START Data shown

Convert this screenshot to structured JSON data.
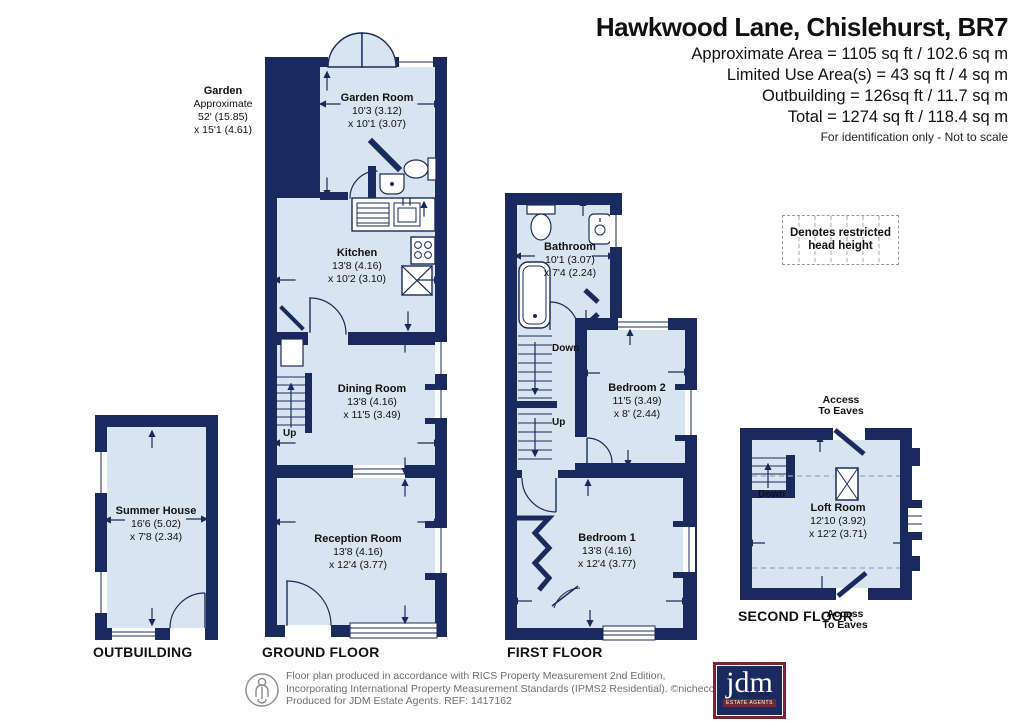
{
  "header": {
    "title": "Hawkwood Lane, Chislehurst, BR7",
    "area_lines": [
      "Approximate Area = 1105 sq ft / 102.6 sq m",
      "Limited Use Area(s) = 43 sq ft / 4 sq m",
      "Outbuilding = 126sq ft / 11.7 sq m",
      "Total = 1274 sq ft / 118.4 sq m"
    ],
    "disclaimer": "For identification only - Not to scale"
  },
  "legend": {
    "line1": "Denotes restricted",
    "line2": "head height"
  },
  "garden_note": {
    "title": "Garden",
    "line1": "Approximate",
    "line2": "52' (15.85)",
    "line3": "x 15'1 (4.61)"
  },
  "rooms": {
    "garden_room": {
      "name": "Garden Room",
      "dim1": "10'3 (3.12)",
      "dim2": "x 10'1 (3.07)"
    },
    "kitchen": {
      "name": "Kitchen",
      "dim1": "13'8 (4.16)",
      "dim2": "x 10'2 (3.10)"
    },
    "dining_room": {
      "name": "Dining Room",
      "dim1": "13'8 (4.16)",
      "dim2": "x 11'5 (3.49)"
    },
    "reception_room": {
      "name": "Reception Room",
      "dim1": "13'8 (4.16)",
      "dim2": "x 12'4 (3.77)"
    },
    "bathroom": {
      "name": "Bathroom",
      "dim1": "10'1 (3.07)",
      "dim2": "x 7'4 (2.24)"
    },
    "bedroom2": {
      "name": "Bedroom 2",
      "dim1": "11'5 (3.49)",
      "dim2": "x 8' (2.44)"
    },
    "bedroom1": {
      "name": "Bedroom 1",
      "dim1": "13'8 (4.16)",
      "dim2": "x 12'4 (3.77)"
    },
    "summer_house": {
      "name": "Summer House",
      "dim1": "16'6 (5.02)",
      "dim2": "x 7'8 (2.34)"
    },
    "loft_room": {
      "name": "Loft Room",
      "dim1": "12'10 (3.92)",
      "dim2": "x 12'2 (3.71)"
    }
  },
  "labels": {
    "outbuilding": "OUTBUILDING",
    "ground": "GROUND FLOOR",
    "first": "FIRST FLOOR",
    "second": "SECOND FLOOR"
  },
  "stairs": {
    "up": "Up",
    "down": "Down"
  },
  "eaves": {
    "line1": "Access",
    "line2": "To Eaves"
  },
  "footer": {
    "line1": "Floor plan produced in accordance with RICS Property Measurement 2nd Edition,",
    "line2": "Incorporating International Property Measurement Standards (IPMS2 Residential).   ©nichecom 2026.",
    "line3": "Produced for JDM Estate Agents.   REF: 1417162",
    "logo_text": "jdm",
    "logo_sub": "ESTATE AGENTS"
  },
  "colors": {
    "wall": "#1b2a5e",
    "room": "#d8e4f0",
    "logo_maroon": "#7b2433",
    "footer_gray": "#6e6e6e"
  }
}
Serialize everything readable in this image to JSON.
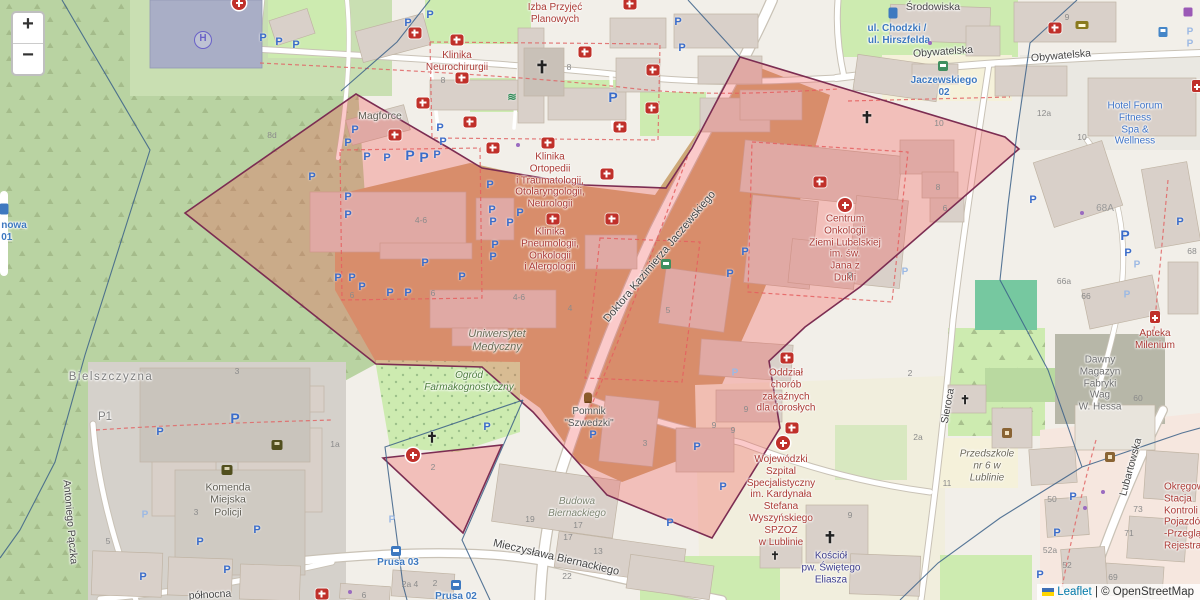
{
  "controls": {
    "zoom_in": "+",
    "zoom_out": "−"
  },
  "attribution": {
    "leaflet": "Leaflet",
    "separator": "|",
    "osm": "© OpenStreetMap"
  },
  "glyphs": {
    "parking": "P",
    "church": "✝",
    "helipad": "H",
    "swim": "≋"
  },
  "colors": {
    "overlay_fill": "#f25050",
    "overlay_border": "#7c2d52",
    "boundary_line": "#3b6088",
    "forest": "#b9d3a2",
    "grass": "#cdebb0",
    "brownfield": "#cda878",
    "building": "#d9d0c9",
    "road": "#ffffff",
    "parking_blue": "#3a6cc9",
    "hospital_red": "#c0302a"
  },
  "streets": {
    "srodowiska": "Środowiska",
    "obywatelska": "Obywatelska",
    "jaczewskiego": "Doktora Kazimierza Jaczewskiego",
    "biernackiego": "Mieczysława Biernackiego",
    "sieroca": "Sieroca",
    "lubartowska": "Lubartowska",
    "paczka": "Antoniego Pączka",
    "polnocna": "północna"
  },
  "stops": {
    "chodzki": "ul. Chodzki /",
    "hirszfelda": "ul. Hirszfelda",
    "jaczewskiego02": "Jaczewskiego\n02",
    "prusa03": "Prusa 03",
    "prusa02": "Prusa 02",
    "nowa": "nowa\n01"
  },
  "places": {
    "bielszczyzna": "Bielszczyzna",
    "p1": "P1",
    "magforce": "Magforce"
  },
  "pois": {
    "izba": "Izba Przyjęć\nPlanowych",
    "neurochirurgia": "Klinika\nNeurochirurgii",
    "ortopedia": "Klinika\nOrtopedii\ni Traumatologii,\nOtolaryngologii,\nNeurologii",
    "pneumologia": "Klinika\nPneumologii,\nOnkologii\ni Alergologii",
    "uniwersytet": "Uniwersytet\nMedyczny",
    "ogrod": "Ogród\nFarmakognostyczny",
    "pomnik": "Pomnik\n\"Szwedzki\"",
    "centrum_onkologii": "Centrum\nOnkologii\nZiemi Lubelskiej\nim. św.\nJana z\nDukli",
    "oddzial": "Oddział\nchorób\nzakaźnych\ndla dorosłych",
    "wojewodzki": "Wojewódzki\nSzpital\nSpecjalistyczny\nim. Kardynała\nStefana\nWyszyńskiego\nSPZOZ\nw Lublinie",
    "kosciol": "Kościół\npw. Świętego\nEliasza",
    "komenda": "Komenda\nMiejska\nPolicji",
    "hotel": "Hotel Forum\nFitness\nSpa & Wellness",
    "apteka": "Apteka\nMilenium",
    "dawny_magazyn": "Dawny\nMagazyn\nFabryki\nWag\nW. Hessa",
    "przedszkole": "Przedszkole\nnr 6 w\nLublinie",
    "okregowa": "Okręgowa\nStacja\nKontroli\nPojazdów\n-Przeglądy\nRejestracyjne",
    "budowa": "Budowa\nBiernackiego"
  },
  "numbers": [
    "8d",
    "8",
    "8",
    "4-6",
    "4-6",
    "6",
    "6",
    "4",
    "5",
    "9",
    "8",
    "6",
    "3",
    "9",
    "9",
    "9",
    "2",
    "2a",
    "11",
    "9",
    "12a",
    "10",
    "9",
    "10",
    "68A",
    "66a",
    "66",
    "68",
    "60",
    "73",
    "71",
    "52a",
    "52",
    "69",
    "50",
    "3",
    "3",
    "5",
    "1a",
    "19",
    "17",
    "17",
    "13",
    "22",
    "2",
    "2a 4",
    "2",
    "6"
  ]
}
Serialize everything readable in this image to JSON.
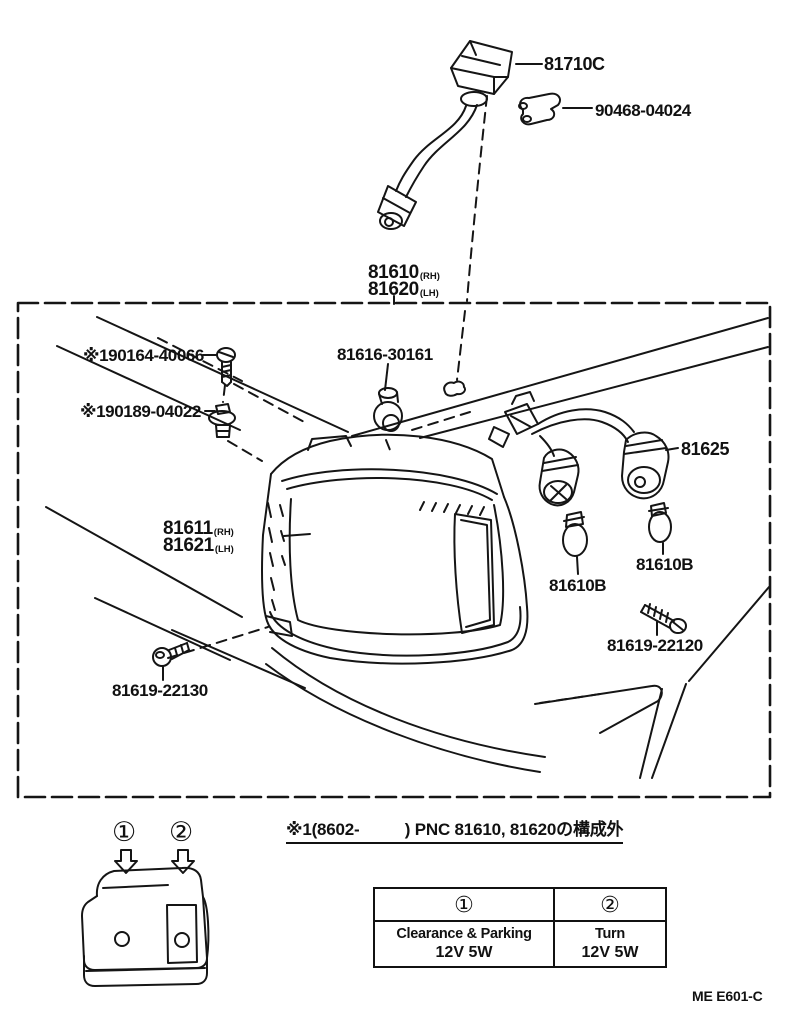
{
  "figure": {
    "doc_code": "ME E601-C",
    "note": "※1(8602-          ) PNC 81610, 81620の構成外"
  },
  "labels": {
    "marker_lamp": "81710C",
    "clamp": "90468-04024",
    "lamp_assy": {
      "line1_num": "81610",
      "line1_side": "(RH)",
      "line2_num": "81620",
      "line2_side": "(LH)"
    },
    "screw_upper": "※190164-40066",
    "grommet": "※190189-04022",
    "socket_single": "81616-30161",
    "wire_harness": "81625",
    "lens": {
      "line1_num": "81611",
      "line1_side": "(RH)",
      "line2_num": "81621",
      "line2_side": "(LH)"
    },
    "bulb_left": "81610B",
    "bulb_right": "81610B",
    "screw_lower_right": "81619-22120",
    "screw_lower_left": "81619-22130"
  },
  "inset": {
    "marker_1": "①",
    "marker_2": "②"
  },
  "legend_table": {
    "columns": [
      {
        "header": "①",
        "name": "Clearance & Parking",
        "spec": "12V 5W"
      },
      {
        "header": "②",
        "name": "Turn",
        "spec": "12V 5W"
      }
    ]
  }
}
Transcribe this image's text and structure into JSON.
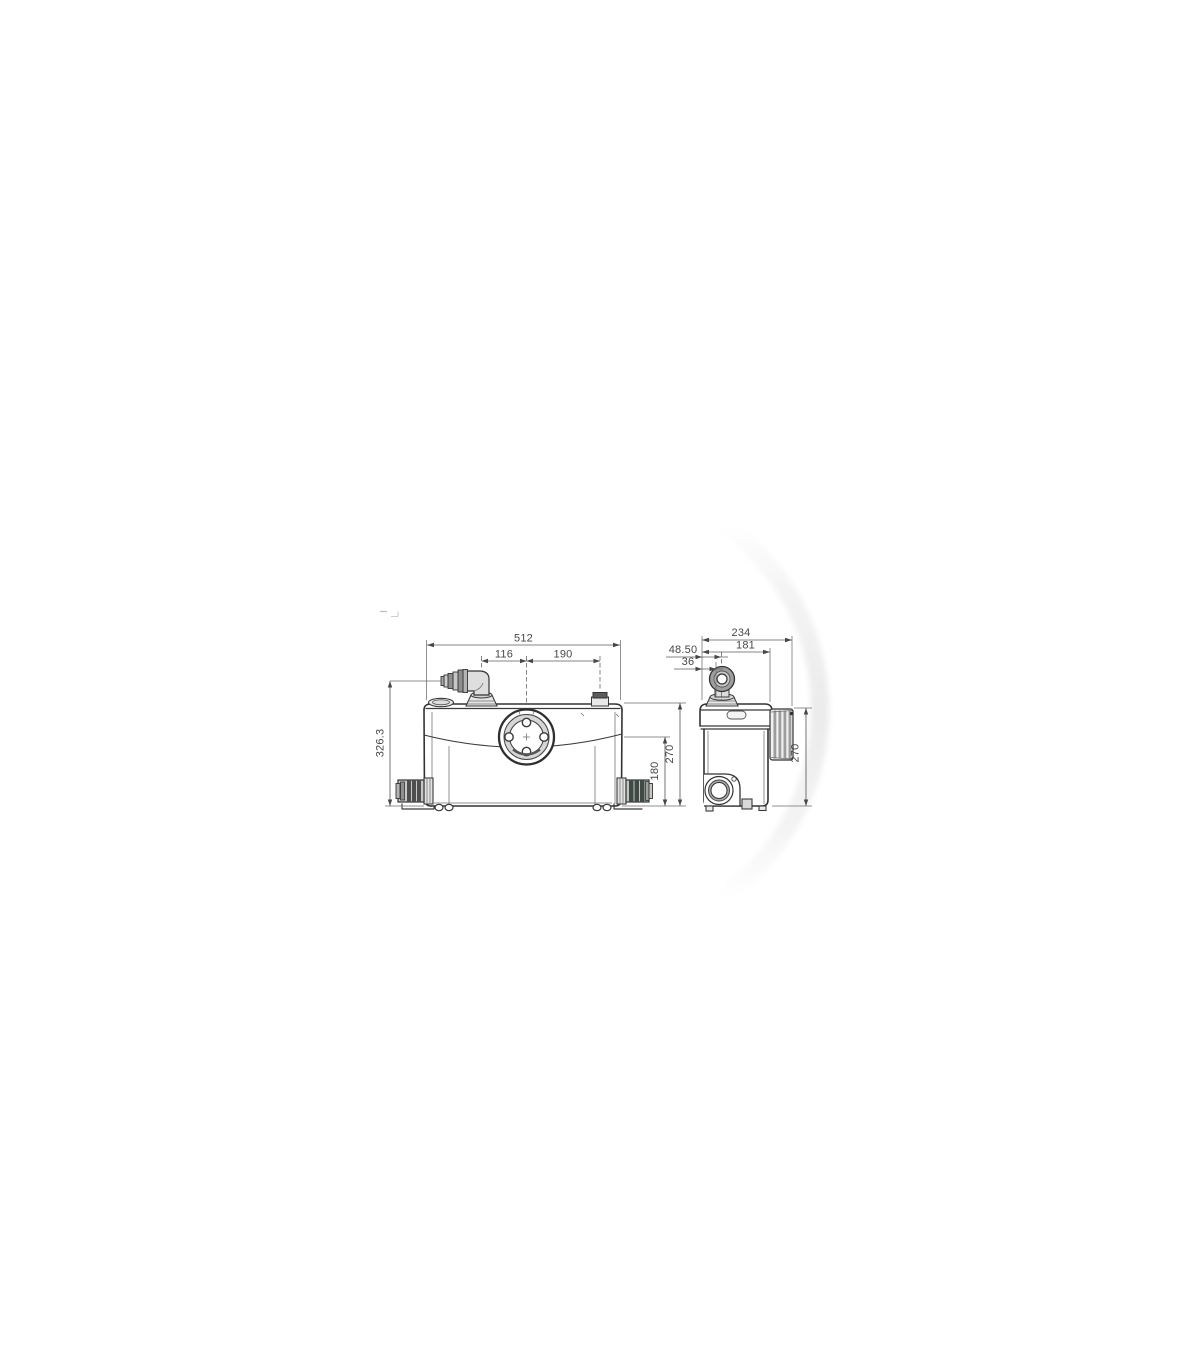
{
  "page": {
    "background": "#ffffff"
  },
  "diagram": {
    "type": "technical-dimension-drawing",
    "subject": "macerator-pump-two-views",
    "colors": {
      "line": "#3a3a3a",
      "dim_text": "#474747",
      "swoosh": "#ebebeb"
    },
    "front_view": {
      "dims": {
        "overall_width": "512",
        "outlet_to_center": "116",
        "center_to_vent": "190",
        "overall_height": "326.3",
        "inlet_height": "180",
        "body_height": "270"
      }
    },
    "side_view": {
      "dims": {
        "overall_depth": "234",
        "body_depth": "181",
        "outlet_back_offset": "48.50",
        "outlet_center_offset": "36",
        "body_height": "270"
      }
    }
  }
}
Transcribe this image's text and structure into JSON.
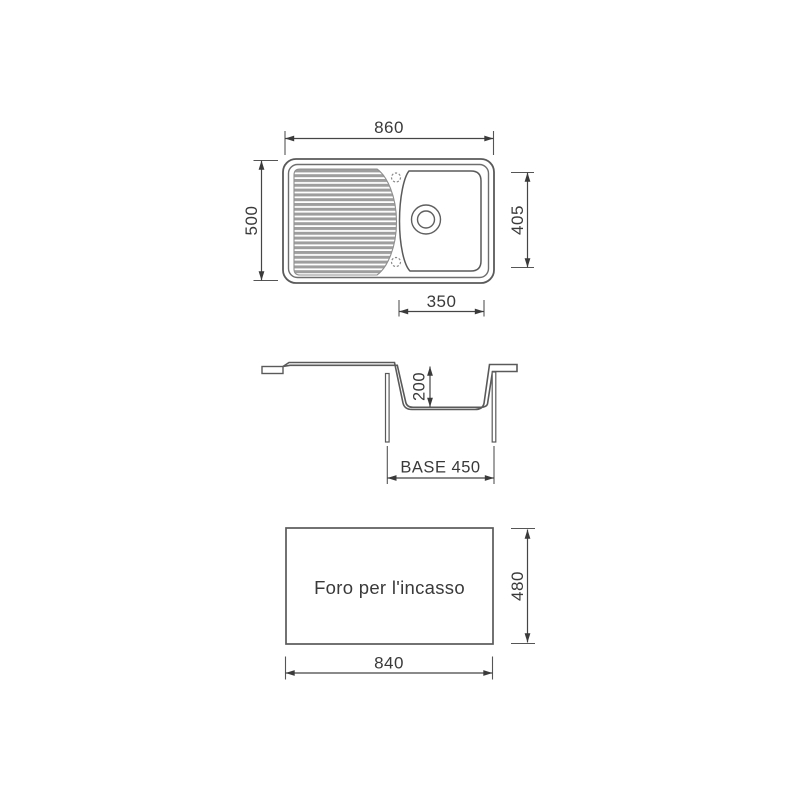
{
  "drawing": {
    "top_view": {
      "overall_width": "860",
      "overall_depth": "500",
      "bowl_length": "405",
      "bowl_width": "350"
    },
    "section_view": {
      "bowl_depth": "200",
      "base": "BASE 450"
    },
    "cutout_view": {
      "label": "Foro per l'incasso",
      "width": "840",
      "height": "480"
    }
  },
  "colors": {
    "background": "#ffffff",
    "main_line": "#5a5a5a",
    "dimension_line": "#454545",
    "text": "#3a3a3a",
    "drainer_ribs": "#9e9e9e"
  }
}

END Data shown

» What you should do: Tally the lines of the records holding the word "Klinika", then state only the tally.

» The answer: 3